Copy out every line exactly, passing over the pictures.

[Data records]
◇ ◇ ◇
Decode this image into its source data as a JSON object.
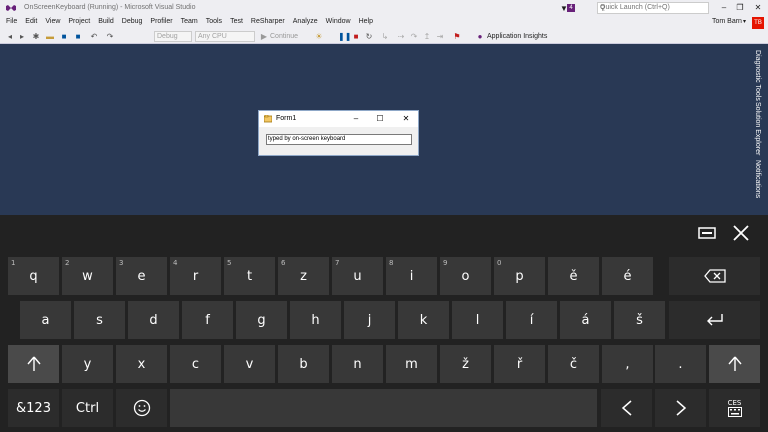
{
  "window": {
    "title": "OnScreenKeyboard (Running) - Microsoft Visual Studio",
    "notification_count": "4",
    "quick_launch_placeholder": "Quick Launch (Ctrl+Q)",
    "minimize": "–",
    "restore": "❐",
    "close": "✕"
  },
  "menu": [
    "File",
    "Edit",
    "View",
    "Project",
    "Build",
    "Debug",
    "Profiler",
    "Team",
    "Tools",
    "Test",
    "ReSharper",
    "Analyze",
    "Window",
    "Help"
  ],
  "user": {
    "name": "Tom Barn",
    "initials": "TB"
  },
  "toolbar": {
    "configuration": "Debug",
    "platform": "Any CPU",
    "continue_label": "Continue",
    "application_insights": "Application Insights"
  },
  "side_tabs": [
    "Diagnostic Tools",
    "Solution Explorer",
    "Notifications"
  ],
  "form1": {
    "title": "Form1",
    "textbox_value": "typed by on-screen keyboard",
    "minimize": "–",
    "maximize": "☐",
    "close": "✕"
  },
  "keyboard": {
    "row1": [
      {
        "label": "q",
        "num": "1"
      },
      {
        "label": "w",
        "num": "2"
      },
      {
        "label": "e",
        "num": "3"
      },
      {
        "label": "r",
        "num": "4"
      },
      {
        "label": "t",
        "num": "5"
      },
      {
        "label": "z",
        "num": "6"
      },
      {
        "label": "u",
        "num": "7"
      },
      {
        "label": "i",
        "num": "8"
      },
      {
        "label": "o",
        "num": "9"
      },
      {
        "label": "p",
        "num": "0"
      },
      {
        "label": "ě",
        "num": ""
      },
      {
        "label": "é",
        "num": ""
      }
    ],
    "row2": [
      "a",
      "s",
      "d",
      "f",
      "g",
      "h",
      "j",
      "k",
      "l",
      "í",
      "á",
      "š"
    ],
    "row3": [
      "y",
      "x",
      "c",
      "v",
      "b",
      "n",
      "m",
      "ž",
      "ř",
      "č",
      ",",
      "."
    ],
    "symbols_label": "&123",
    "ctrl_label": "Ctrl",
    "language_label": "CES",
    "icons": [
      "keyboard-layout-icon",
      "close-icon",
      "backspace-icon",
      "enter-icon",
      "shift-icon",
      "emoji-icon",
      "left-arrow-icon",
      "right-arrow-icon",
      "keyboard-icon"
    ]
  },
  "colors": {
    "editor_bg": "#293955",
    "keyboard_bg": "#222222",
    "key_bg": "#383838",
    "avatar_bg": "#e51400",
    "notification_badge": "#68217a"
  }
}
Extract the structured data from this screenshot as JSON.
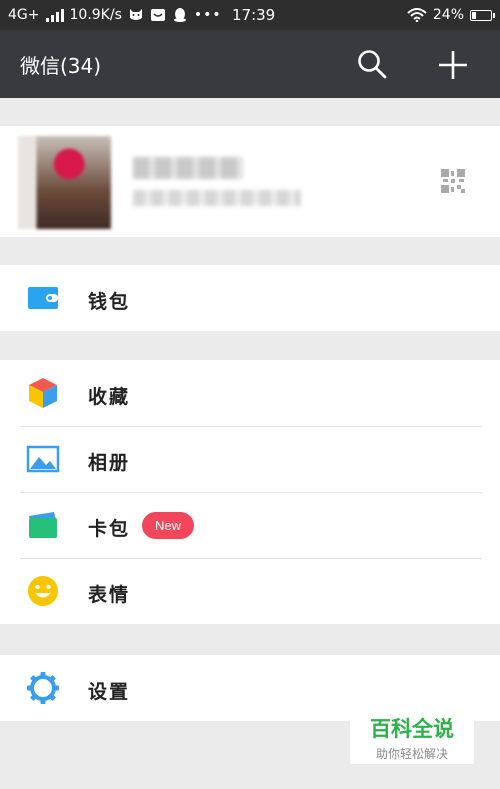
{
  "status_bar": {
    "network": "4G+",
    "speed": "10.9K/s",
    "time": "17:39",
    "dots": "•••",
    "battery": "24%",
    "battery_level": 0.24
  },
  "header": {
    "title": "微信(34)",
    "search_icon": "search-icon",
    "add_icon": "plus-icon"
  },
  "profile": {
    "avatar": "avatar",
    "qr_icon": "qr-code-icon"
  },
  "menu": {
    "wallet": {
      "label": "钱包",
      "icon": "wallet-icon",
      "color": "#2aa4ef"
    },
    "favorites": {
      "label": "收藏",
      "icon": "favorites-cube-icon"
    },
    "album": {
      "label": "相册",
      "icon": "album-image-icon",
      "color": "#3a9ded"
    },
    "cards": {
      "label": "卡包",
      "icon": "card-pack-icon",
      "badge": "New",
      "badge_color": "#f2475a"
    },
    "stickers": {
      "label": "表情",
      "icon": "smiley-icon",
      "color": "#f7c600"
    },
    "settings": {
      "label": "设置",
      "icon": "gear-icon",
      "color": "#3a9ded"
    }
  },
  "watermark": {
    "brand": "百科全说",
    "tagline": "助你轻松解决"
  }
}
◇ ◇ ◇
Exercise answer:
Decode this image into its source data as a JSON object.
{
  "window": {
    "title": "OnScreenKeyboard (Running) - Microsoft Visual Studio",
    "notification_count": "4",
    "quick_launch_placeholder": "Quick Launch (Ctrl+Q)",
    "minimize": "–",
    "restore": "❐",
    "close": "✕"
  },
  "menu": [
    "File",
    "Edit",
    "View",
    "Project",
    "Build",
    "Debug",
    "Profiler",
    "Team",
    "Tools",
    "Test",
    "ReSharper",
    "Analyze",
    "Window",
    "Help"
  ],
  "user": {
    "name": "Tom Barn",
    "initials": "TB"
  },
  "toolbar": {
    "configuration": "Debug",
    "platform": "Any CPU",
    "continue_label": "Continue",
    "application_insights": "Application Insights"
  },
  "side_tabs": [
    "Diagnostic Tools",
    "Solution Explorer",
    "Notifications"
  ],
  "form1": {
    "title": "Form1",
    "textbox_value": "typed by on-screen keyboard",
    "minimize": "–",
    "maximize": "☐",
    "close": "✕"
  },
  "keyboard": {
    "row1": [
      {
        "label": "q",
        "num": "1"
      },
      {
        "label": "w",
        "num": "2"
      },
      {
        "label": "e",
        "num": "3"
      },
      {
        "label": "r",
        "num": "4"
      },
      {
        "label": "t",
        "num": "5"
      },
      {
        "label": "z",
        "num": "6"
      },
      {
        "label": "u",
        "num": "7"
      },
      {
        "label": "i",
        "num": "8"
      },
      {
        "label": "o",
        "num": "9"
      },
      {
        "label": "p",
        "num": "0"
      },
      {
        "label": "ě",
        "num": ""
      },
      {
        "label": "é",
        "num": ""
      }
    ],
    "row2": [
      "a",
      "s",
      "d",
      "f",
      "g",
      "h",
      "j",
      "k",
      "l",
      "í",
      "á",
      "š"
    ],
    "row3": [
      "y",
      "x",
      "c",
      "v",
      "b",
      "n",
      "m",
      "ž",
      "ř",
      "č",
      ",",
      "."
    ],
    "symbols_label": "&123",
    "ctrl_label": "Ctrl",
    "language_label": "CES",
    "icons": [
      "keyboard-layout-icon",
      "close-icon",
      "backspace-icon",
      "enter-icon",
      "shift-icon",
      "emoji-icon",
      "left-arrow-icon",
      "right-arrow-icon",
      "keyboard-icon"
    ]
  },
  "colors": {
    "editor_bg": "#293955",
    "keyboard_bg": "#222222",
    "key_bg": "#383838",
    "avatar_bg": "#e51400",
    "notification_badge": "#68217a"
  }
}
Extract the structured data from this screenshot as JSON.
{
  "status_bar": {
    "network": "4G+",
    "speed": "10.9K/s",
    "time": "17:39",
    "dots": "•••",
    "battery": "24%",
    "battery_level": 0.24
  },
  "header": {
    "title": "微信(34)",
    "search_icon": "search-icon",
    "add_icon": "plus-icon"
  },
  "profile": {
    "avatar": "avatar",
    "qr_icon": "qr-code-icon"
  },
  "menu": {
    "wallet": {
      "label": "钱包",
      "icon": "wallet-icon",
      "color": "#2aa4ef"
    },
    "favorites": {
      "label": "收藏",
      "icon": "favorites-cube-icon"
    },
    "album": {
      "label": "相册",
      "icon": "album-image-icon",
      "color": "#3a9ded"
    },
    "cards": {
      "label": "卡包",
      "icon": "card-pack-icon",
      "badge": "New",
      "badge_color": "#f2475a"
    },
    "stickers": {
      "label": "表情",
      "icon": "smiley-icon",
      "color": "#f7c600"
    },
    "settings": {
      "label": "设置",
      "icon": "gear-icon",
      "color": "#3a9ded"
    }
  },
  "watermark": {
    "brand": "百科全说",
    "tagline": "助你轻松解决"
  }
}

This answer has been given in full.